Set task —
Skip the pictures and repeat each line of the data exactly.

Entries shown —
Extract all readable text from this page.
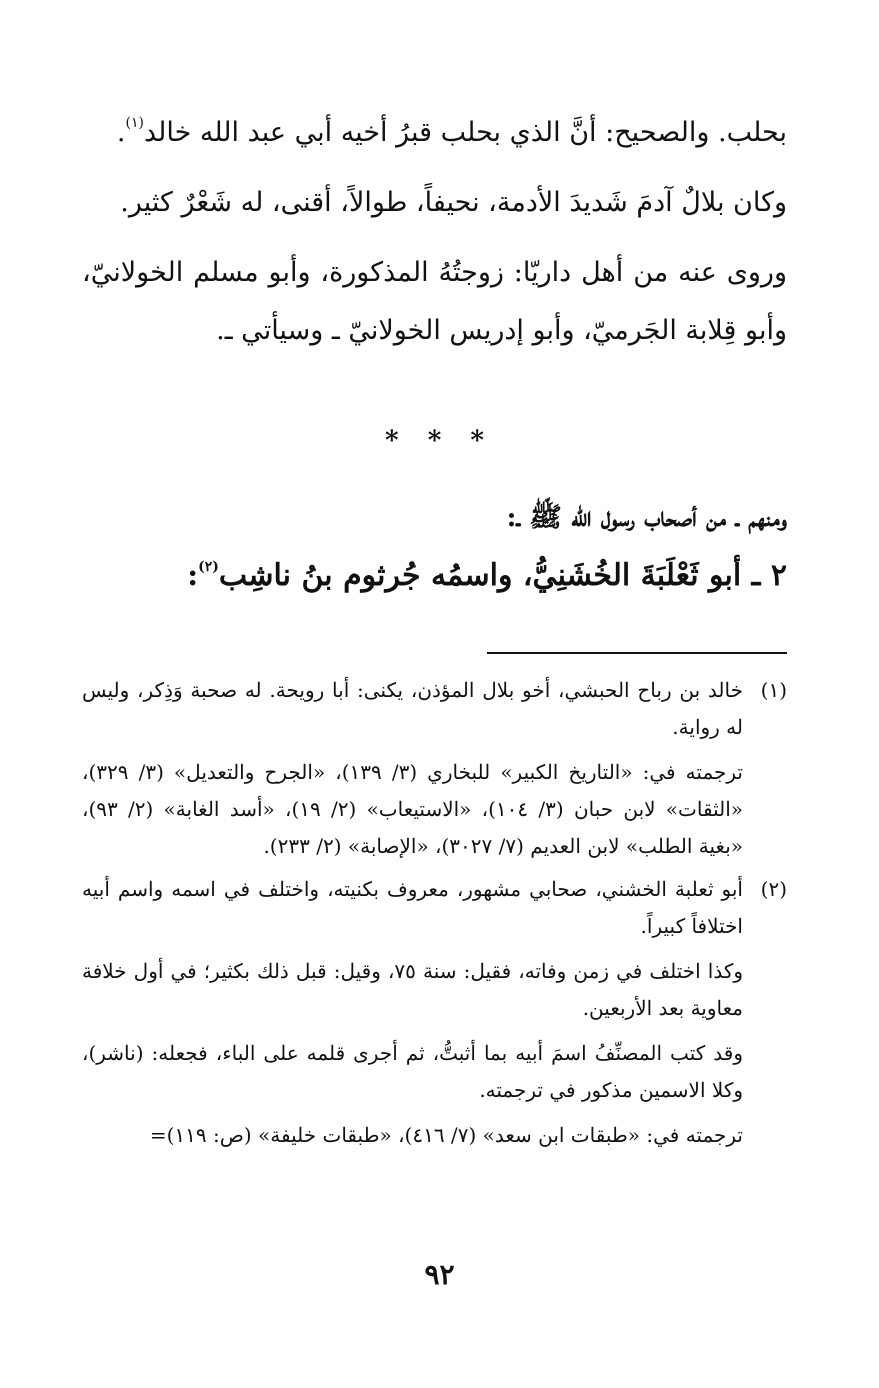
بحلب. والصحيح: أنَّ الذي بحلب قبرُ أخيه أبي عبد الله خالد$^{(١)}$.

وكان بلالٌ آدمَ شَديدَ الأدمة، نحيفاً، طوالاً، أقنى، له شَعْرٌ كثير.

وروى عنه من أهل داريّا: زوجتُهُ المذكورة، وأبو مسلم الخولانيّ، وأبو قِلابة الجَرميّ، وأبو إدريس الخولانيّ ـ وسيأتي ـ.

* * *

ومنهم ـ من أصحاب رسول الله ﷺ ـ:

٢ ـ أبو ثَعْلَبَةَ الخُشَنِيُّ، واسمُه جُرثوم بنُ ناشِب$^{(٢)}$:

(١)

خالد بن رباح الحبشي، أخو بلال المؤذن، يكنى: أبا رويحة. له صحبة وَذِكر، وليس له رواية.

ترجمته في: «التاريخ الكبير» للبخاري (٣/ ١٣٩)، «الجرح والتعديل» (٣/ ٣٢٩)، «الثقات» لابن حبان (٣/ ١٠٤)، «الاستيعاب» (٢/ ١٩)، «أسد الغابة» (٢/ ٩٣)، «بغية الطلب» لابن العديم (٧/ ٣٠٢٧)، «الإصابة» (٢/ ٢٣٣).

(٢)

أبو ثعلبة الخشني، صحابي مشهور، معروف بكنيته، واختلف في اسمه واسم أبيه اختلافاً كبيراً.

وكذا اختلف في زمن وفاته، فقيل: سنة ٧٥، وقيل: قبل ذلك بكثير؛ في أول خلافة معاوية بعد الأربعين.

وقد كتب المصنِّفُ اسمَ أبيه بما أثبتُّ، ثم أجرى قلمه على الباء، فجعله: (ناشر)، وكلا الاسمين مذكور في ترجمته.

ترجمته في: «طبقات ابن سعد» (٧/ ٤١٦)، «طبقات خليفة» (ص: ١١٩)=

٩٢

Final result —
Extract all readable text from this page.
بحلب. والصحيح: أنَّ الذي بحلب قبرُ أخيه أبي عبد الله خالد$^{(١)}$.

وكان بلالٌ آدمَ شَديدَ الأدمة، نحيفاً، طوالاً، أقنى، له شَعْرٌ كثير.

وروى عنه من أهل داريّا: زوجتُهُ المذكورة، وأبو مسلم الخولانيّ، وأبو قِلابة الجَرميّ، وأبو إدريس الخولانيّ ـ وسيأتي ـ.

* * *

ومنهم ـ من أصحاب رسول الله ﷺ ـ:

٢ ـ أبو ثَعْلَبَةَ الخُشَنِيُّ، واسمُه جُرثوم بنُ ناشِب$^{(٢)}$:

(١)

خالد بن رباح الحبشي، أخو بلال المؤذن، يكنى: أبا رويحة. له صحبة وَذِكر، وليس له رواية.

ترجمته في: «التاريخ الكبير» للبخاري (٣/ ١٣٩)، «الجرح والتعديل» (٣/ ٣٢٩)، «الثقات» لابن حبان (٣/ ١٠٤)، «الاستيعاب» (٢/ ١٩)، «أسد الغابة» (٢/ ٩٣)، «بغية الطلب» لابن العديم (٧/ ٣٠٢٧)، «الإصابة» (٢/ ٢٣٣).

(٢)

أبو ثعلبة الخشني، صحابي مشهور، معروف بكنيته، واختلف في اسمه واسم أبيه اختلافاً كبيراً.

وكذا اختلف في زمن وفاته، فقيل: سنة ٧٥، وقيل: قبل ذلك بكثير؛ في أول خلافة معاوية بعد الأربعين.

وقد كتب المصنِّفُ اسمَ أبيه بما أثبتُّ، ثم أجرى قلمه على الباء، فجعله: (ناشر)، وكلا الاسمين مذكور في ترجمته.

ترجمته في: «طبقات ابن سعد» (٧/ ٤١٦)، «طبقات خليفة» (ص: ١١٩)=

٩٢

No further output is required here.